Aim of the exercise:
Will you write out all the entries below exactly?

Items from a figure collection
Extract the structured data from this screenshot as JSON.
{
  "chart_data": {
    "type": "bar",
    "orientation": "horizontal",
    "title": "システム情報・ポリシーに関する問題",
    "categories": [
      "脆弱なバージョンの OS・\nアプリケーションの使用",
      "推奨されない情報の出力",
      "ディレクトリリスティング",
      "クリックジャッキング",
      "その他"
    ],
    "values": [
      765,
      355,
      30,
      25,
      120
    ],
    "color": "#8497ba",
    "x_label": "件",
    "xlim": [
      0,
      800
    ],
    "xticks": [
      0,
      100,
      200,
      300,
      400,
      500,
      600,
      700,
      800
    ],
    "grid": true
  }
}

The result:
Extract the structured data from this screenshot as JSON.
{
  "chart_data": {
    "type": "bar",
    "orientation": "horizontal",
    "title": "システム情報・ポリシーに関する問題",
    "categories": [
      "脆弱なバージョンの OS・\nアプリケーションの使用",
      "推奨されない情報の出力",
      "ディレクトリリスティング",
      "クリックジャッキング",
      "その他"
    ],
    "values": [
      765,
      355,
      30,
      25,
      120
    ],
    "color": "#8497ba",
    "x_label": "件",
    "xlim": [
      0,
      800
    ],
    "xticks": [
      0,
      100,
      200,
      300,
      400,
      500,
      600,
      700,
      800
    ],
    "grid": true
  }
}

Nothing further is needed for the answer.